··· RECORDS SHOWN ···
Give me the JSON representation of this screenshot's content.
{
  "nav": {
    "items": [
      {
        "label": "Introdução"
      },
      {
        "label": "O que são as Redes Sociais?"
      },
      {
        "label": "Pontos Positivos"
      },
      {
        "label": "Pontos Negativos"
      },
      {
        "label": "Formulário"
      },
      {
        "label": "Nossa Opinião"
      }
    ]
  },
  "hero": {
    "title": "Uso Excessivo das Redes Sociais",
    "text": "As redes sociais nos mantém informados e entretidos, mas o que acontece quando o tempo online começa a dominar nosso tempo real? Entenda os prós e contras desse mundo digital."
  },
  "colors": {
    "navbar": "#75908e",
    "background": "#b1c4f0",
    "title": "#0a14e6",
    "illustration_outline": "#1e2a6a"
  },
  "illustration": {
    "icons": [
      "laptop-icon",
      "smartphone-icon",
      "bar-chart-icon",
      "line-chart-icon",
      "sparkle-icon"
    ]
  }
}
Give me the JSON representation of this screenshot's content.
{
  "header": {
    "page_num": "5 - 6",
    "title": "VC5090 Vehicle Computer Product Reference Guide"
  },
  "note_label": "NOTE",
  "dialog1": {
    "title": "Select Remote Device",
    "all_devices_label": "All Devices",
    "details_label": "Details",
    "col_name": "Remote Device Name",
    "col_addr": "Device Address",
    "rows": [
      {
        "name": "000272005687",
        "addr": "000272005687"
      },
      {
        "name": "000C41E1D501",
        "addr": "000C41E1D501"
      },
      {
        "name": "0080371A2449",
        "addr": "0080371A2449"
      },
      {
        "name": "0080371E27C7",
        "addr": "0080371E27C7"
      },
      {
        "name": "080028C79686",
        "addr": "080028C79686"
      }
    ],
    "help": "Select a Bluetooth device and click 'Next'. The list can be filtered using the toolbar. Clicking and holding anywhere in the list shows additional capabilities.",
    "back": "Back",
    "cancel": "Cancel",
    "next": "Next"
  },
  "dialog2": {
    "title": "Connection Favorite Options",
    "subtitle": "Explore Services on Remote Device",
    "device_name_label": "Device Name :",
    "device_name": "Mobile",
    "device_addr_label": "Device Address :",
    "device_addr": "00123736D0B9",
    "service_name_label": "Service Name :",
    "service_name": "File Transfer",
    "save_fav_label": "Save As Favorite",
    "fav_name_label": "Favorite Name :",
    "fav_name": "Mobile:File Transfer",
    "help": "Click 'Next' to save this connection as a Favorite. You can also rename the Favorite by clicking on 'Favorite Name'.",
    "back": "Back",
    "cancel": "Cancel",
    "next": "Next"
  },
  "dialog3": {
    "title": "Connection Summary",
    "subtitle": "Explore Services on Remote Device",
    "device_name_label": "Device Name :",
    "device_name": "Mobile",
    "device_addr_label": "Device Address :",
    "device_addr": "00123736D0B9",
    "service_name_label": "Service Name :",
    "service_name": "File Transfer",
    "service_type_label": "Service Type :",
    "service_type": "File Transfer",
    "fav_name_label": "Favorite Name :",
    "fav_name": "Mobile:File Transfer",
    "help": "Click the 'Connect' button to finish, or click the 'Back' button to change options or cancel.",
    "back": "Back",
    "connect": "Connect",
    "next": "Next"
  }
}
···
## OBJECTIVE:
Reproduce the entries above in full, verbatim.

## FULL ANSWER:
Give me the JSON representation of this screenshot's content.
{
  "nav": {
    "items": [
      {
        "label": "Introdução"
      },
      {
        "label": "O que são as Redes Sociais?"
      },
      {
        "label": "Pontos Positivos"
      },
      {
        "label": "Pontos Negativos"
      },
      {
        "label": "Formulário"
      },
      {
        "label": "Nossa Opinião"
      }
    ]
  },
  "hero": {
    "title": "Uso Excessivo das Redes Sociais",
    "text": "As redes sociais nos mantém informados e entretidos, mas o que acontece quando o tempo online começa a dominar nosso tempo real? Entenda os prós e contras desse mundo digital."
  },
  "colors": {
    "navbar": "#75908e",
    "background": "#b1c4f0",
    "title": "#0a14e6",
    "illustration_outline": "#1e2a6a"
  },
  "illustration": {
    "icons": [
      "laptop-icon",
      "smartphone-icon",
      "bar-chart-icon",
      "line-chart-icon",
      "sparkle-icon"
    ]
  }
}
Give me the JSON representation of this screenshot's content.
{
  "header": {
    "page_num": "5 - 6",
    "title": "VC5090 Vehicle Computer Product Reference Guide"
  },
  "note_label": "NOTE",
  "dialog1": {
    "title": "Select Remote Device",
    "all_devices_label": "All Devices",
    "details_label": "Details",
    "col_name": "Remote Device Name",
    "col_addr": "Device Address",
    "rows": [
      {
        "name": "000272005687",
        "addr": "000272005687"
      },
      {
        "name": "000C41E1D501",
        "addr": "000C41E1D501"
      },
      {
        "name": "0080371A2449",
        "addr": "0080371A2449"
      },
      {
        "name": "0080371E27C7",
        "addr": "0080371E27C7"
      },
      {
        "name": "080028C79686",
        "addr": "080028C79686"
      }
    ],
    "help": "Select a Bluetooth device and click 'Next'. The list can be filtered using the toolbar. Clicking and holding anywhere in the list shows additional capabilities.",
    "back": "Back",
    "cancel": "Cancel",
    "next": "Next"
  },
  "dialog2": {
    "title": "Connection Favorite Options",
    "subtitle": "Explore Services on Remote Device",
    "device_name_label": "Device Name :",
    "device_name": "Mobile",
    "device_addr_label": "Device Address :",
    "device_addr": "00123736D0B9",
    "service_name_label": "Service Name :",
    "service_name": "File Transfer",
    "save_fav_label": "Save As Favorite",
    "fav_name_label": "Favorite Name :",
    "fav_name": "Mobile:File Transfer",
    "help": "Click 'Next' to save this connection as a Favorite. You can also rename the Favorite by clicking on 'Favorite Name'.",
    "back": "Back",
    "cancel": "Cancel",
    "next": "Next"
  },
  "dialog3": {
    "title": "Connection Summary",
    "subtitle": "Explore Services on Remote Device",
    "device_name_label": "Device Name :",
    "device_name": "Mobile",
    "device_addr_label": "Device Address :",
    "device_addr": "00123736D0B9",
    "service_name_label": "Service Name :",
    "service_name": "File Transfer",
    "service_type_label": "Service Type :",
    "service_type": "File Transfer",
    "fav_name_label": "Favorite Name :",
    "fav_name": "Mobile:File Transfer",
    "help": "Click the 'Connect' button to finish, or click the 'Back' button to change options or cancel.",
    "back": "Back",
    "connect": "Connect",
    "next": "Next"
  }
}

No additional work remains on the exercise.